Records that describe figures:
[BEGIN]

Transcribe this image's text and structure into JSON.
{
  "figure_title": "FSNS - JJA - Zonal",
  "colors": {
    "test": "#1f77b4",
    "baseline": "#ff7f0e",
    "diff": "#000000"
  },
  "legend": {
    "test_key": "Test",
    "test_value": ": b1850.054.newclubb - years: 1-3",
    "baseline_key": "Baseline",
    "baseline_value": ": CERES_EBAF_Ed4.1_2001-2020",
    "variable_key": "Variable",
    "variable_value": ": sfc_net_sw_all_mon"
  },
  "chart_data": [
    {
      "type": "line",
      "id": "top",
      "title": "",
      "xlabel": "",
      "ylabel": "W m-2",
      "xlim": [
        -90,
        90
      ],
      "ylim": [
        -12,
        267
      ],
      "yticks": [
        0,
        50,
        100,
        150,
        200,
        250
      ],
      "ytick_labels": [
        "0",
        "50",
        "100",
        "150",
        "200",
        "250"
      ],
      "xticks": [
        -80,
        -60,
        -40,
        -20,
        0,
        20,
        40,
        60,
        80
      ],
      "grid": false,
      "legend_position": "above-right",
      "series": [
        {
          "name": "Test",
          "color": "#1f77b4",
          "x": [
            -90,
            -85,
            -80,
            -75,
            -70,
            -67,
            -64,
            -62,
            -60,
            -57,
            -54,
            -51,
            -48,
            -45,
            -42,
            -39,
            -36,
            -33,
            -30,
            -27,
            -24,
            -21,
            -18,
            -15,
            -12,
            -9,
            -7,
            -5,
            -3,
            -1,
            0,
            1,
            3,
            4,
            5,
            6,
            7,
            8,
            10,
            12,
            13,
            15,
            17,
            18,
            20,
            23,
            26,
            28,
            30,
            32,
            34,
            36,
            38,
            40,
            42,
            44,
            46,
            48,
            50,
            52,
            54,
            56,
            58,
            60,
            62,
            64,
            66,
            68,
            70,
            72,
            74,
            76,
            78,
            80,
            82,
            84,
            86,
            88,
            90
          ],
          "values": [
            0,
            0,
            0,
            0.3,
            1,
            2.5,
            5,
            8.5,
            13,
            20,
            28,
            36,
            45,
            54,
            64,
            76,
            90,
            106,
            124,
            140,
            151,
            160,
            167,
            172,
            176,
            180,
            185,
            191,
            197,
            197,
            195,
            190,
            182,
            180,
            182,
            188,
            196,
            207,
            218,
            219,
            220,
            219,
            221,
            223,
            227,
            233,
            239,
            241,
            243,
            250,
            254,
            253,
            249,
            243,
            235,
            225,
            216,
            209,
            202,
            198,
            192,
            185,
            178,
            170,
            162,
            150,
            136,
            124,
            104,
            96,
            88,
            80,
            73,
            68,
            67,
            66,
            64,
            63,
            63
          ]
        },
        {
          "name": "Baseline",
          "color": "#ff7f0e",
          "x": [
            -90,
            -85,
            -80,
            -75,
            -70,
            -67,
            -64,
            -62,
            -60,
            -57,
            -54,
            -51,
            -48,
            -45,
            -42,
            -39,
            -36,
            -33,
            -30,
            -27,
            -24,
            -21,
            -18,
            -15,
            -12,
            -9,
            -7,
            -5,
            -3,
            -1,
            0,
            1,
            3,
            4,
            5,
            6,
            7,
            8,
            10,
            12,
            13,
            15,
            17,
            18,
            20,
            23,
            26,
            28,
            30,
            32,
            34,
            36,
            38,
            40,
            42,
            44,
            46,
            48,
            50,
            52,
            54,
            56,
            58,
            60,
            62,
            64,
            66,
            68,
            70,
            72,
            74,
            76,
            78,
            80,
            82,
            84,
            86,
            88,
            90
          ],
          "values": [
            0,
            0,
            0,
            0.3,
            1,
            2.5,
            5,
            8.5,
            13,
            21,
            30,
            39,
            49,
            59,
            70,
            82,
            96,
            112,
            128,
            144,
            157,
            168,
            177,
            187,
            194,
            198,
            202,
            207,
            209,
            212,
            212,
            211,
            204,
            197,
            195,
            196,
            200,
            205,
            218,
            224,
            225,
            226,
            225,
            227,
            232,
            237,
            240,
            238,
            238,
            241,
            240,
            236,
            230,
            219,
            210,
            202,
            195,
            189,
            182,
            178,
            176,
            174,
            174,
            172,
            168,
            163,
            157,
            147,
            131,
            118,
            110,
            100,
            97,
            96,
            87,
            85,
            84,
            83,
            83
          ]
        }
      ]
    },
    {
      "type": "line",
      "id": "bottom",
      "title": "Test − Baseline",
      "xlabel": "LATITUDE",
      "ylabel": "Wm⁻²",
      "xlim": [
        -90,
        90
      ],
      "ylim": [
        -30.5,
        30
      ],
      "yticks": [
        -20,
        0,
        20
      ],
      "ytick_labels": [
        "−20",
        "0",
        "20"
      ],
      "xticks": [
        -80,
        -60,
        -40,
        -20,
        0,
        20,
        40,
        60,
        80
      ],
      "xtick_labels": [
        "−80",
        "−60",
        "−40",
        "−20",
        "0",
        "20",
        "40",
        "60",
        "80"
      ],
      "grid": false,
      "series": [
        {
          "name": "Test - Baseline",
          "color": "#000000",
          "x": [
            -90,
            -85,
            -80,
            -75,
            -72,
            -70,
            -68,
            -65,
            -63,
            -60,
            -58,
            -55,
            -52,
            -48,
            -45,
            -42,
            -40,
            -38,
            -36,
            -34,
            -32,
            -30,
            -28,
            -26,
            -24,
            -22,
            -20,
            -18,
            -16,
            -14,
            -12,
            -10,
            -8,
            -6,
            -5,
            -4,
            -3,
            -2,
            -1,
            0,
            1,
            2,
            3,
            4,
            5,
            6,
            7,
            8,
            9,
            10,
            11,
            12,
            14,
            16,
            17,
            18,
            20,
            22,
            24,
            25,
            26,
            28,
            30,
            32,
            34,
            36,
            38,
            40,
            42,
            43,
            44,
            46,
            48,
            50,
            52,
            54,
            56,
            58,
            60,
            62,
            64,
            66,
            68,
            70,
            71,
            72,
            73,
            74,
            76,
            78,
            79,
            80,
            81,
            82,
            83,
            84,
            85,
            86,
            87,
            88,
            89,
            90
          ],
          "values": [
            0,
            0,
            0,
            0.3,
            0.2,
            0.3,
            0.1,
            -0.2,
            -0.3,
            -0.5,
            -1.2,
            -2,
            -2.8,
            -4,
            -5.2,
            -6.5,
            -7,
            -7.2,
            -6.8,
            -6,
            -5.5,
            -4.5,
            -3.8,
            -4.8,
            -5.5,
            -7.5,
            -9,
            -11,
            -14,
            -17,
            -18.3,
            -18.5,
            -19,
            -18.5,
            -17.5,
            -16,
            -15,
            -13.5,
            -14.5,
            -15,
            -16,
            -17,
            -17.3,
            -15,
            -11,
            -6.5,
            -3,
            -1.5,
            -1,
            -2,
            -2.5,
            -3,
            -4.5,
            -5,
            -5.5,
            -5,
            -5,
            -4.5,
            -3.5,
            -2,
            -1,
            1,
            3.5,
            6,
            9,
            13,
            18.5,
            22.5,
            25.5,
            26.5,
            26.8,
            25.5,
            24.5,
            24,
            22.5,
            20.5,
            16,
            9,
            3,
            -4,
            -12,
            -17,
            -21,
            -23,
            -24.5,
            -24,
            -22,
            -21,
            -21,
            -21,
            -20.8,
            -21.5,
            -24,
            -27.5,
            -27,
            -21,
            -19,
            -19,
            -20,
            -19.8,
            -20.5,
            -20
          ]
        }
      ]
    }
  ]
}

[END]

> _Stated problem_
Nothing in the listing may be changed; retype it all exactly.

> _Correct answer_
Transcribe this image's text and structure into JSON.
{
  "figure_title": "FSNS - JJA - Zonal",
  "colors": {
    "test": "#1f77b4",
    "baseline": "#ff7f0e",
    "diff": "#000000"
  },
  "legend": {
    "test_key": "Test",
    "test_value": ": b1850.054.newclubb - years: 1-3",
    "baseline_key": "Baseline",
    "baseline_value": ": CERES_EBAF_Ed4.1_2001-2020",
    "variable_key": "Variable",
    "variable_value": ": sfc_net_sw_all_mon"
  },
  "chart_data": [
    {
      "type": "line",
      "id": "top",
      "title": "",
      "xlabel": "",
      "ylabel": "W m-2",
      "xlim": [
        -90,
        90
      ],
      "ylim": [
        -12,
        267
      ],
      "yticks": [
        0,
        50,
        100,
        150,
        200,
        250
      ],
      "ytick_labels": [
        "0",
        "50",
        "100",
        "150",
        "200",
        "250"
      ],
      "xticks": [
        -80,
        -60,
        -40,
        -20,
        0,
        20,
        40,
        60,
        80
      ],
      "grid": false,
      "legend_position": "above-right",
      "series": [
        {
          "name": "Test",
          "color": "#1f77b4",
          "x": [
            -90,
            -85,
            -80,
            -75,
            -70,
            -67,
            -64,
            -62,
            -60,
            -57,
            -54,
            -51,
            -48,
            -45,
            -42,
            -39,
            -36,
            -33,
            -30,
            -27,
            -24,
            -21,
            -18,
            -15,
            -12,
            -9,
            -7,
            -5,
            -3,
            -1,
            0,
            1,
            3,
            4,
            5,
            6,
            7,
            8,
            10,
            12,
            13,
            15,
            17,
            18,
            20,
            23,
            26,
            28,
            30,
            32,
            34,
            36,
            38,
            40,
            42,
            44,
            46,
            48,
            50,
            52,
            54,
            56,
            58,
            60,
            62,
            64,
            66,
            68,
            70,
            72,
            74,
            76,
            78,
            80,
            82,
            84,
            86,
            88,
            90
          ],
          "values": [
            0,
            0,
            0,
            0.3,
            1,
            2.5,
            5,
            8.5,
            13,
            20,
            28,
            36,
            45,
            54,
            64,
            76,
            90,
            106,
            124,
            140,
            151,
            160,
            167,
            172,
            176,
            180,
            185,
            191,
            197,
            197,
            195,
            190,
            182,
            180,
            182,
            188,
            196,
            207,
            218,
            219,
            220,
            219,
            221,
            223,
            227,
            233,
            239,
            241,
            243,
            250,
            254,
            253,
            249,
            243,
            235,
            225,
            216,
            209,
            202,
            198,
            192,
            185,
            178,
            170,
            162,
            150,
            136,
            124,
            104,
            96,
            88,
            80,
            73,
            68,
            67,
            66,
            64,
            63,
            63
          ]
        },
        {
          "name": "Baseline",
          "color": "#ff7f0e",
          "x": [
            -90,
            -85,
            -80,
            -75,
            -70,
            -67,
            -64,
            -62,
            -60,
            -57,
            -54,
            -51,
            -48,
            -45,
            -42,
            -39,
            -36,
            -33,
            -30,
            -27,
            -24,
            -21,
            -18,
            -15,
            -12,
            -9,
            -7,
            -5,
            -3,
            -1,
            0,
            1,
            3,
            4,
            5,
            6,
            7,
            8,
            10,
            12,
            13,
            15,
            17,
            18,
            20,
            23,
            26,
            28,
            30,
            32,
            34,
            36,
            38,
            40,
            42,
            44,
            46,
            48,
            50,
            52,
            54,
            56,
            58,
            60,
            62,
            64,
            66,
            68,
            70,
            72,
            74,
            76,
            78,
            80,
            82,
            84,
            86,
            88,
            90
          ],
          "values": [
            0,
            0,
            0,
            0.3,
            1,
            2.5,
            5,
            8.5,
            13,
            21,
            30,
            39,
            49,
            59,
            70,
            82,
            96,
            112,
            128,
            144,
            157,
            168,
            177,
            187,
            194,
            198,
            202,
            207,
            209,
            212,
            212,
            211,
            204,
            197,
            195,
            196,
            200,
            205,
            218,
            224,
            225,
            226,
            225,
            227,
            232,
            237,
            240,
            238,
            238,
            241,
            240,
            236,
            230,
            219,
            210,
            202,
            195,
            189,
            182,
            178,
            176,
            174,
            174,
            172,
            168,
            163,
            157,
            147,
            131,
            118,
            110,
            100,
            97,
            96,
            87,
            85,
            84,
            83,
            83
          ]
        }
      ]
    },
    {
      "type": "line",
      "id": "bottom",
      "title": "Test − Baseline",
      "xlabel": "LATITUDE",
      "ylabel": "Wm⁻²",
      "xlim": [
        -90,
        90
      ],
      "ylim": [
        -30.5,
        30
      ],
      "yticks": [
        -20,
        0,
        20
      ],
      "ytick_labels": [
        "−20",
        "0",
        "20"
      ],
      "xticks": [
        -80,
        -60,
        -40,
        -20,
        0,
        20,
        40,
        60,
        80
      ],
      "xtick_labels": [
        "−80",
        "−60",
        "−40",
        "−20",
        "0",
        "20",
        "40",
        "60",
        "80"
      ],
      "grid": false,
      "series": [
        {
          "name": "Test - Baseline",
          "color": "#000000",
          "x": [
            -90,
            -85,
            -80,
            -75,
            -72,
            -70,
            -68,
            -65,
            -63,
            -60,
            -58,
            -55,
            -52,
            -48,
            -45,
            -42,
            -40,
            -38,
            -36,
            -34,
            -32,
            -30,
            -28,
            -26,
            -24,
            -22,
            -20,
            -18,
            -16,
            -14,
            -12,
            -10,
            -8,
            -6,
            -5,
            -4,
            -3,
            -2,
            -1,
            0,
            1,
            2,
            3,
            4,
            5,
            6,
            7,
            8,
            9,
            10,
            11,
            12,
            14,
            16,
            17,
            18,
            20,
            22,
            24,
            25,
            26,
            28,
            30,
            32,
            34,
            36,
            38,
            40,
            42,
            43,
            44,
            46,
            48,
            50,
            52,
            54,
            56,
            58,
            60,
            62,
            64,
            66,
            68,
            70,
            71,
            72,
            73,
            74,
            76,
            78,
            79,
            80,
            81,
            82,
            83,
            84,
            85,
            86,
            87,
            88,
            89,
            90
          ],
          "values": [
            0,
            0,
            0,
            0.3,
            0.2,
            0.3,
            0.1,
            -0.2,
            -0.3,
            -0.5,
            -1.2,
            -2,
            -2.8,
            -4,
            -5.2,
            -6.5,
            -7,
            -7.2,
            -6.8,
            -6,
            -5.5,
            -4.5,
            -3.8,
            -4.8,
            -5.5,
            -7.5,
            -9,
            -11,
            -14,
            -17,
            -18.3,
            -18.5,
            -19,
            -18.5,
            -17.5,
            -16,
            -15,
            -13.5,
            -14.5,
            -15,
            -16,
            -17,
            -17.3,
            -15,
            -11,
            -6.5,
            -3,
            -1.5,
            -1,
            -2,
            -2.5,
            -3,
            -4.5,
            -5,
            -5.5,
            -5,
            -5,
            -4.5,
            -3.5,
            -2,
            -1,
            1,
            3.5,
            6,
            9,
            13,
            18.5,
            22.5,
            25.5,
            26.5,
            26.8,
            25.5,
            24.5,
            24,
            22.5,
            20.5,
            16,
            9,
            3,
            -4,
            -12,
            -17,
            -21,
            -23,
            -24.5,
            -24,
            -22,
            -21,
            -21,
            -21,
            -20.8,
            -21.5,
            -24,
            -27.5,
            -27,
            -21,
            -19,
            -19,
            -20,
            -19.8,
            -20.5,
            -20
          ]
        }
      ]
    }
  ]
}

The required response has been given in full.